MATERIAL SHOWN start

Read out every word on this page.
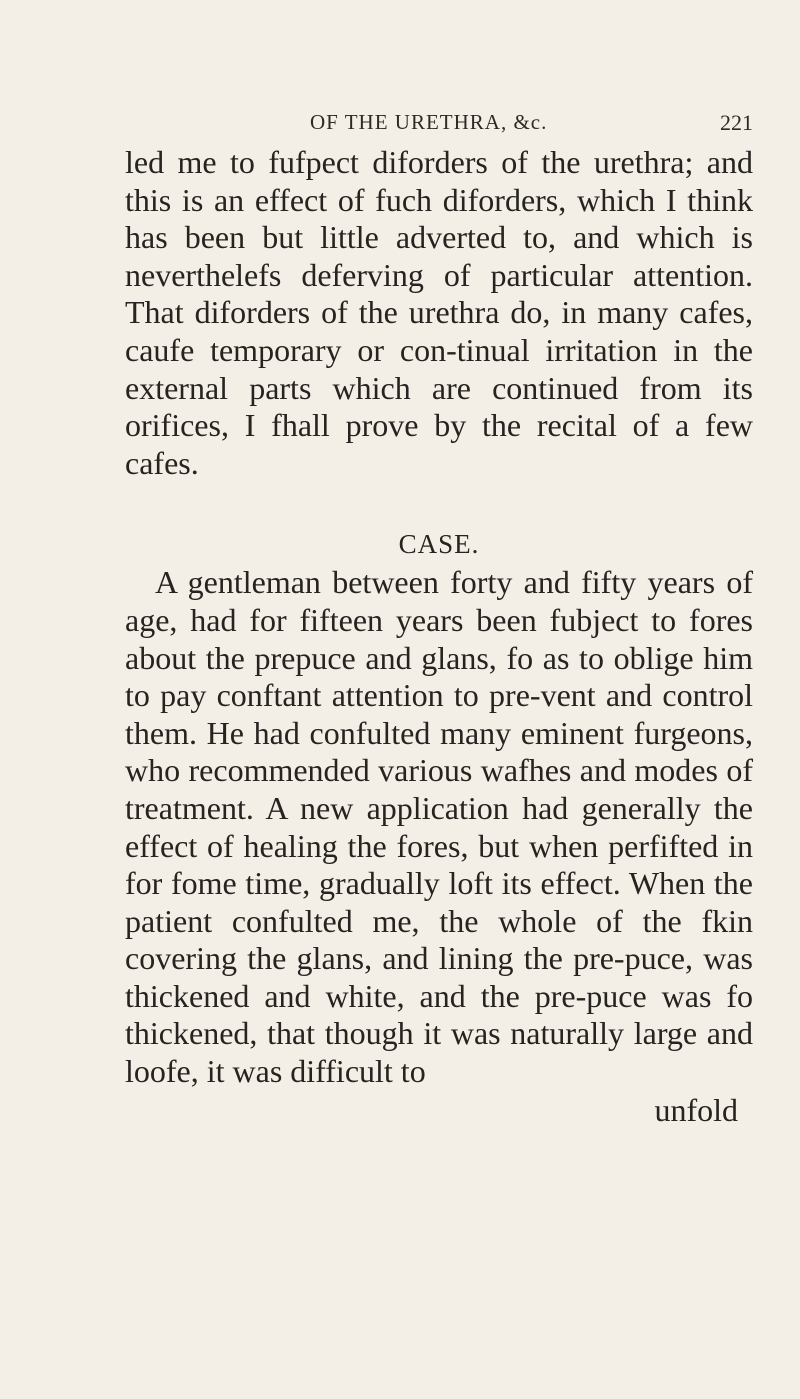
OF THE URETHRA, &c.	221

led me to fufpect diforders of the urethra; and this is an effect of fuch diforders, which I think has been but little adverted to, and which is neverthelefs deferving of particular attention. That diforders of the urethra do, in many cafes, caufe temporary or con-tinual irritation in the external parts which are continued from its orifices, I fhall prove by the recital of a few cafes.

CASE.

A gentleman between forty and fifty years of age, had for fifteen years been fubject to fores about the prepuce and glans, fo as to oblige him to pay conftant attention to pre-vent and control them. He had confulted many eminent furgeons, who recommended various wafhes and modes of treatment. A new application had generally the effect of healing the fores, but when perfifted in for fome time, gradually loft its effect. When the patient confulted me, the whole of the fkin covering the glans, and lining the pre-puce, was thickened and white, and the pre-puce was fo thickened, that though it was naturally large and loofe, it was difficult to

unfold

MATERIAL SHOWN end

> _GOAL_
Go through the records and gather the lines that hold "this".

> _RESULT BELOW_
Read out every word on this page.
led me to fufpect diforders of the urethra; and this is an effect of fuch diforders, which I think has been but little adverted to, and which is neverthelefs deferving of particular attention. That diforders of the urethra do, in many cafes, caufe temporary or con-tinual irritation in the external parts which are continued from its orifices, I fhall prove by the recital of a few cafes.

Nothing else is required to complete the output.